▸ TASK
Reproduce the full listing that appears beneath this instruction exactly.

--- START ITEMS ---

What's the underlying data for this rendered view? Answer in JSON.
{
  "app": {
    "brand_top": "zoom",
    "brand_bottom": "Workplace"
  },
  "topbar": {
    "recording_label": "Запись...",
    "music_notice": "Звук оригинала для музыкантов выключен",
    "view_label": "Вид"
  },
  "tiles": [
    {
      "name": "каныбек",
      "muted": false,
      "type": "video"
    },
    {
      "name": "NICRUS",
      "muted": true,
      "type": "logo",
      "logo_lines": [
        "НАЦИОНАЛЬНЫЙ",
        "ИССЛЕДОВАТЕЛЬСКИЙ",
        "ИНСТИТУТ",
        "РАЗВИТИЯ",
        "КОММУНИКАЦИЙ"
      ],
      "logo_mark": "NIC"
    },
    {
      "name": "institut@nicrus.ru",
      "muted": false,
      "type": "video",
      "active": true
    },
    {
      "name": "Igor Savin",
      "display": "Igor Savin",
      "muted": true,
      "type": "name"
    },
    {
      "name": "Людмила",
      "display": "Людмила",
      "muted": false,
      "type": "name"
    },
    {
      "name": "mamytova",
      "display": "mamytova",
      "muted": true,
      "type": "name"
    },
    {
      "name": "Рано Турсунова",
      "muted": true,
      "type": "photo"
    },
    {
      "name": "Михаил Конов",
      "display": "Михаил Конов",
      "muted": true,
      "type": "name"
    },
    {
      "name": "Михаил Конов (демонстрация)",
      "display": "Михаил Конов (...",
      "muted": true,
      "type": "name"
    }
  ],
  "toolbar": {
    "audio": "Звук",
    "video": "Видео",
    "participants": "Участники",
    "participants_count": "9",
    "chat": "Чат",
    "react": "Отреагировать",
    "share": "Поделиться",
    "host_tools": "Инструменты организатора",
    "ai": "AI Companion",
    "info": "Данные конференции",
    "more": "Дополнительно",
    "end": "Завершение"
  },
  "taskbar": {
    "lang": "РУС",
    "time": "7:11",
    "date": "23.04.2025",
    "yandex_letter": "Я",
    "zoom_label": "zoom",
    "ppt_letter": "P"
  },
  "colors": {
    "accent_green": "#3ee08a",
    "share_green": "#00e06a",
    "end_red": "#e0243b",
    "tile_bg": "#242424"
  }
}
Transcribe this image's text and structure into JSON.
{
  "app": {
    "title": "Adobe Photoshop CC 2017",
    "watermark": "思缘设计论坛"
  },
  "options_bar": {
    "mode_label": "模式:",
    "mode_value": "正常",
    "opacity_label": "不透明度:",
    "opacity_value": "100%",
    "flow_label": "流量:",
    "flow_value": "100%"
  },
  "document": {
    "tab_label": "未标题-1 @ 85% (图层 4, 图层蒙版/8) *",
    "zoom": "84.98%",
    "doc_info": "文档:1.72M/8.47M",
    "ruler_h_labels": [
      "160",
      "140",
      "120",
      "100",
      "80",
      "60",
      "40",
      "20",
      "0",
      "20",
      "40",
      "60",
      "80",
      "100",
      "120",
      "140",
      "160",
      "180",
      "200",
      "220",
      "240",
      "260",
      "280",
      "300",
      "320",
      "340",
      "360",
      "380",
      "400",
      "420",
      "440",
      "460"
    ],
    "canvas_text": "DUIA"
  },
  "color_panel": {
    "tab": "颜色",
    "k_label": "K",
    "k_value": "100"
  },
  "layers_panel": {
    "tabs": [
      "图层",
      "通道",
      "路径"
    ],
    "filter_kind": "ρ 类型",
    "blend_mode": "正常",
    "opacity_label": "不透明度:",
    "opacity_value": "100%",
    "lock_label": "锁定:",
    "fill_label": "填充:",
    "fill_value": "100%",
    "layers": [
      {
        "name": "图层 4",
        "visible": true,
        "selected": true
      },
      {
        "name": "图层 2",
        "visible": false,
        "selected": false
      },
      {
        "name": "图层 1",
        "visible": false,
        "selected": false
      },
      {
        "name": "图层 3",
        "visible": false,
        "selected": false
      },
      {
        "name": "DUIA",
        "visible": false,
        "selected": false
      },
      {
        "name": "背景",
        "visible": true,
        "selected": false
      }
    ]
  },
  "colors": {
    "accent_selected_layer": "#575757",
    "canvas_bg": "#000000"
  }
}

--- END ITEMS ---

▸ TASK SOLUTION
What's the underlying data for this rendered view? Answer in JSON.
{
  "app": {
    "brand_top": "zoom",
    "brand_bottom": "Workplace"
  },
  "topbar": {
    "recording_label": "Запись...",
    "music_notice": "Звук оригинала для музыкантов выключен",
    "view_label": "Вид"
  },
  "tiles": [
    {
      "name": "каныбек",
      "muted": false,
      "type": "video"
    },
    {
      "name": "NICRUS",
      "muted": true,
      "type": "logo",
      "logo_lines": [
        "НАЦИОНАЛЬНЫЙ",
        "ИССЛЕДОВАТЕЛЬСКИЙ",
        "ИНСТИТУТ",
        "РАЗВИТИЯ",
        "КОММУНИКАЦИЙ"
      ],
      "logo_mark": "NIC"
    },
    {
      "name": "institut@nicrus.ru",
      "muted": false,
      "type": "video",
      "active": true
    },
    {
      "name": "Igor Savin",
      "display": "Igor Savin",
      "muted": true,
      "type": "name"
    },
    {
      "name": "Людмила",
      "display": "Людмила",
      "muted": false,
      "type": "name"
    },
    {
      "name": "mamytova",
      "display": "mamytova",
      "muted": true,
      "type": "name"
    },
    {
      "name": "Рано Турсунова",
      "muted": true,
      "type": "photo"
    },
    {
      "name": "Михаил Конов",
      "display": "Михаил Конов",
      "muted": true,
      "type": "name"
    },
    {
      "name": "Михаил Конов (демонстрация)",
      "display": "Михаил Конов (...",
      "muted": true,
      "type": "name"
    }
  ],
  "toolbar": {
    "audio": "Звук",
    "video": "Видео",
    "participants": "Участники",
    "participants_count": "9",
    "chat": "Чат",
    "react": "Отреагировать",
    "share": "Поделиться",
    "host_tools": "Инструменты организатора",
    "ai": "AI Companion",
    "info": "Данные конференции",
    "more": "Дополнительно",
    "end": "Завершение"
  },
  "taskbar": {
    "lang": "РУС",
    "time": "7:11",
    "date": "23.04.2025",
    "yandex_letter": "Я",
    "zoom_label": "zoom",
    "ppt_letter": "P"
  },
  "colors": {
    "accent_green": "#3ee08a",
    "share_green": "#00e06a",
    "end_red": "#e0243b",
    "tile_bg": "#242424"
  }
}
Transcribe this image's text and structure into JSON.
{
  "app": {
    "title": "Adobe Photoshop CC 2017",
    "watermark": "思缘设计论坛"
  },
  "options_bar": {
    "mode_label": "模式:",
    "mode_value": "正常",
    "opacity_label": "不透明度:",
    "opacity_value": "100%",
    "flow_label": "流量:",
    "flow_value": "100%"
  },
  "document": {
    "tab_label": "未标题-1 @ 85% (图层 4, 图层蒙版/8) *",
    "zoom": "84.98%",
    "doc_info": "文档:1.72M/8.47M",
    "ruler_h_labels": [
      "160",
      "140",
      "120",
      "100",
      "80",
      "60",
      "40",
      "20",
      "0",
      "20",
      "40",
      "60",
      "80",
      "100",
      "120",
      "140",
      "160",
      "180",
      "200",
      "220",
      "240",
      "260",
      "280",
      "300",
      "320",
      "340",
      "360",
      "380",
      "400",
      "420",
      "440",
      "460"
    ],
    "canvas_text": "DUIA"
  },
  "color_panel": {
    "tab": "颜色",
    "k_label": "K",
    "k_value": "100"
  },
  "layers_panel": {
    "tabs": [
      "图层",
      "通道",
      "路径"
    ],
    "filter_kind": "ρ 类型",
    "blend_mode": "正常",
    "opacity_label": "不透明度:",
    "opacity_value": "100%",
    "lock_label": "锁定:",
    "fill_label": "填充:",
    "fill_value": "100%",
    "layers": [
      {
        "name": "图层 4",
        "visible": true,
        "selected": true
      },
      {
        "name": "图层 2",
        "visible": false,
        "selected": false
      },
      {
        "name": "图层 1",
        "visible": false,
        "selected": false
      },
      {
        "name": "图层 3",
        "visible": false,
        "selected": false
      },
      {
        "name": "DUIA",
        "visible": false,
        "selected": false
      },
      {
        "name": "背景",
        "visible": true,
        "selected": false
      }
    ]
  },
  "colors": {
    "accent_selected_layer": "#575757",
    "canvas_bg": "#000000"
  }
}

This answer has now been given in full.